## Challenge:
State how many lines of the entries hold the string "baby". Reply with the number alone.

## Working data:
___

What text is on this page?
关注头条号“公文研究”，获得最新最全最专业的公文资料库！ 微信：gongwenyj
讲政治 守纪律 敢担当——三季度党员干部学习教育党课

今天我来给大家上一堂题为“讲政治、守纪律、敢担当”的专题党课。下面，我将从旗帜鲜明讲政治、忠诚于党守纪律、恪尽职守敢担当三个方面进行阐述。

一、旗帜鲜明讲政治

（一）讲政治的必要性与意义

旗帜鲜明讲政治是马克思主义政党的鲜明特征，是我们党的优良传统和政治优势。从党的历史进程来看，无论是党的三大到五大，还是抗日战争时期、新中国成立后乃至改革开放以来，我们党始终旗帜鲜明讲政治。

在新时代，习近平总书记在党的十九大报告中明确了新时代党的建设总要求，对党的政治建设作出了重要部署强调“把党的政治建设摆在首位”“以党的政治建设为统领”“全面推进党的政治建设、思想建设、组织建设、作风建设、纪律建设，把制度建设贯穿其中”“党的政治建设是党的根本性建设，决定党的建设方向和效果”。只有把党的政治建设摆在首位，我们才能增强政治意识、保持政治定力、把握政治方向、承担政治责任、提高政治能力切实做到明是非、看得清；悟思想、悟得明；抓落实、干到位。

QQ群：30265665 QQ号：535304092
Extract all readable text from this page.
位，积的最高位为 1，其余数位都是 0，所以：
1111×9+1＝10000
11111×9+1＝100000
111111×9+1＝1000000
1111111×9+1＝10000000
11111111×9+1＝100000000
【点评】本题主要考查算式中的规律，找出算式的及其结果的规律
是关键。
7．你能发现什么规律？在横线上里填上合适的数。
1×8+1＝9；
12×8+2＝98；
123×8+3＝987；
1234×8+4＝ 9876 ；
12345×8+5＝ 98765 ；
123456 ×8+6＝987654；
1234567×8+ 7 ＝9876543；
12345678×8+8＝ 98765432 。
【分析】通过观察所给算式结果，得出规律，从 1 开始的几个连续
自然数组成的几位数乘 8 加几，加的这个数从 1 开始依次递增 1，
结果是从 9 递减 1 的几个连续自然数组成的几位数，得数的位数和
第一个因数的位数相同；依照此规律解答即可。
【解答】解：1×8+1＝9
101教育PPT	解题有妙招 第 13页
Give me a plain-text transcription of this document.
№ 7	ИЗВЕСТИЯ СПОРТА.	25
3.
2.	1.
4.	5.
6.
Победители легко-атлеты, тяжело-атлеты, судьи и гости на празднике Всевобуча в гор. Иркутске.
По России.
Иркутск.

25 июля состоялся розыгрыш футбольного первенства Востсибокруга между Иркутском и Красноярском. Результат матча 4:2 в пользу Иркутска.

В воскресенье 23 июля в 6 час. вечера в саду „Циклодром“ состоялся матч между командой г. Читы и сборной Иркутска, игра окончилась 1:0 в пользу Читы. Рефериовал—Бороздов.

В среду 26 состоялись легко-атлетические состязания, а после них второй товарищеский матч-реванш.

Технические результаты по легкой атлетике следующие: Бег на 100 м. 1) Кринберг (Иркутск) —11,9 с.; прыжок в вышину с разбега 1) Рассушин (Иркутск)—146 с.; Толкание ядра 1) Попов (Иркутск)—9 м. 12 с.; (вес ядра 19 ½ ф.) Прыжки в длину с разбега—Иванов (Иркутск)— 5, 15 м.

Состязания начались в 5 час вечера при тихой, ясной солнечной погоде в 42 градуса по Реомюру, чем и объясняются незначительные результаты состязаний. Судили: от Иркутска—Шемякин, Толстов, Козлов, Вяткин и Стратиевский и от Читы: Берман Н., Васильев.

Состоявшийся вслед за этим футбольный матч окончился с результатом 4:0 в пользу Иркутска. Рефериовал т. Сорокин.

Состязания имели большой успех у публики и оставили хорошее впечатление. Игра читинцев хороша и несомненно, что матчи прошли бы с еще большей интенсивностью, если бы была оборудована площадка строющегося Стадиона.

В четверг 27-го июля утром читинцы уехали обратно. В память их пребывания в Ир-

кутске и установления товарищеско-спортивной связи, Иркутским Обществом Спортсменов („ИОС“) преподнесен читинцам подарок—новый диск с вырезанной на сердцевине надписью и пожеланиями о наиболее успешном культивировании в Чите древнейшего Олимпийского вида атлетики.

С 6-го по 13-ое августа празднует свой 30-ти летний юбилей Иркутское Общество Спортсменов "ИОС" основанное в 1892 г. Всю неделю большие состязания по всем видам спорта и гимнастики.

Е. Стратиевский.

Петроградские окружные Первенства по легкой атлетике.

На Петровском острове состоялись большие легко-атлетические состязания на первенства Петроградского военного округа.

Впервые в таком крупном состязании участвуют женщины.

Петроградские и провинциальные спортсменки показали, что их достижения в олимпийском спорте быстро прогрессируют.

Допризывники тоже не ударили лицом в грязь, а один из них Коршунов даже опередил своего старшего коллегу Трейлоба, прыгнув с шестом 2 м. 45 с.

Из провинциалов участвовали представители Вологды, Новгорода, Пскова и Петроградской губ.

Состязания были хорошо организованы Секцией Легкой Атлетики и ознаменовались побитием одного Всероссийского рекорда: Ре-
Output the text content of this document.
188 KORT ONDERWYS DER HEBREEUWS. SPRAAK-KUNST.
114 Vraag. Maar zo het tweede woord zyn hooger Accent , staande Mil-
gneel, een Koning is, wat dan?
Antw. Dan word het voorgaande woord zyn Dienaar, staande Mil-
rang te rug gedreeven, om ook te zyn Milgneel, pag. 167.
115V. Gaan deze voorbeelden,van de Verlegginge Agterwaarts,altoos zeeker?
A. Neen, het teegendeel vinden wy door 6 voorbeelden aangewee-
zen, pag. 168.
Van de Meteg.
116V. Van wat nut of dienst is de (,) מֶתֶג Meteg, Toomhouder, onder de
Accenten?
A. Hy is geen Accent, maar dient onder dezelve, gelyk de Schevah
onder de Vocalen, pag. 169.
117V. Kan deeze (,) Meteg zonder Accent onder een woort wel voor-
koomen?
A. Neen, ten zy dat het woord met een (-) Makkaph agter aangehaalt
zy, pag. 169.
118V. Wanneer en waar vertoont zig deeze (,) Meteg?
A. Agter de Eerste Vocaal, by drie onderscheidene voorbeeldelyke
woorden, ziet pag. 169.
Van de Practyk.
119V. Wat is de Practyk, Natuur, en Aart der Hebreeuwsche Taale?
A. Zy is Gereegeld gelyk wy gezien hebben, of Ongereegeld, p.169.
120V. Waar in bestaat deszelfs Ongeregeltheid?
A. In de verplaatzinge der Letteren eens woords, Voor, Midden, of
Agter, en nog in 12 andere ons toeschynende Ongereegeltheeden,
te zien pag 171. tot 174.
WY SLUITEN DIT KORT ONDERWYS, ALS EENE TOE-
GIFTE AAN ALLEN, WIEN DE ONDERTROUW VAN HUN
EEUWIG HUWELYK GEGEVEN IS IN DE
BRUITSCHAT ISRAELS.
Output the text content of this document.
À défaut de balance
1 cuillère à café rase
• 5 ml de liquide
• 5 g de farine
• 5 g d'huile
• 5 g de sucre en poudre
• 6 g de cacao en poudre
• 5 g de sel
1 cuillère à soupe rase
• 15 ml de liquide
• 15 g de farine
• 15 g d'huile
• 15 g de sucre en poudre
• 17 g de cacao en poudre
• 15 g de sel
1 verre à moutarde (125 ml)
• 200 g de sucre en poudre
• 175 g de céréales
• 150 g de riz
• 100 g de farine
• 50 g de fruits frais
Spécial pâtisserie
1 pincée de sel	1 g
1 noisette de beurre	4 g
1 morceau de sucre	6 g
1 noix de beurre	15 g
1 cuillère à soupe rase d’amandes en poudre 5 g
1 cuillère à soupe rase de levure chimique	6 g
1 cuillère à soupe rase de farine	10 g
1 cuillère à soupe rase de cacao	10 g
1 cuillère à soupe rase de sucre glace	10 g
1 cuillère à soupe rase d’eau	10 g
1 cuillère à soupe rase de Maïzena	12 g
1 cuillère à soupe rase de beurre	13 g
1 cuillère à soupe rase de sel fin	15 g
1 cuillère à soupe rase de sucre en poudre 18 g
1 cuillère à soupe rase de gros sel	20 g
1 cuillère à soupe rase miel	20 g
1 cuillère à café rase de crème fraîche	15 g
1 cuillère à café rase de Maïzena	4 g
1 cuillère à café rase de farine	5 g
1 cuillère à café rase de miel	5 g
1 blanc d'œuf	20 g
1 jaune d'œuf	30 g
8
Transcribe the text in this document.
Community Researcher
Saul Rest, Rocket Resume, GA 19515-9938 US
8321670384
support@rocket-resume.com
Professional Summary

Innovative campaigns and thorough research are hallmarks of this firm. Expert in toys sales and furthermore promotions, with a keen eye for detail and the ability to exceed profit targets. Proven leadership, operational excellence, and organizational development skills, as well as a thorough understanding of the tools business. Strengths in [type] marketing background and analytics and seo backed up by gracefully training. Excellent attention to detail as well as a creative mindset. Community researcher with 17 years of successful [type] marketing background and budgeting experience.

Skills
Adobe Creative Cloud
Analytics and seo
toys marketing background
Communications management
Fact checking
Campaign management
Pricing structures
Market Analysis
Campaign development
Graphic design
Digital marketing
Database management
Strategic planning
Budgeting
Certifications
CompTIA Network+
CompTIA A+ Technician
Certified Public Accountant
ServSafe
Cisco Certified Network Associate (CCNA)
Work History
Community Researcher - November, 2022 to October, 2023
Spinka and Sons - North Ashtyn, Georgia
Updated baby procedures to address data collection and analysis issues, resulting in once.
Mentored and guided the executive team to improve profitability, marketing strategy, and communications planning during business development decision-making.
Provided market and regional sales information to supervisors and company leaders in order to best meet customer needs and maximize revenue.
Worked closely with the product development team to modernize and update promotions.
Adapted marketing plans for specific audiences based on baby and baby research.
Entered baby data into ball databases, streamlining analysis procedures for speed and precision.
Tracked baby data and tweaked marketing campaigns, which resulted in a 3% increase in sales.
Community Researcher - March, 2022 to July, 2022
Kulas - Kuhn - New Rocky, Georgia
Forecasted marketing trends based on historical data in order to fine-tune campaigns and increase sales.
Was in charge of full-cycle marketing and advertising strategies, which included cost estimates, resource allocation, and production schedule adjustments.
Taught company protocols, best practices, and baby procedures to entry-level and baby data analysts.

___

## Answer in full:
5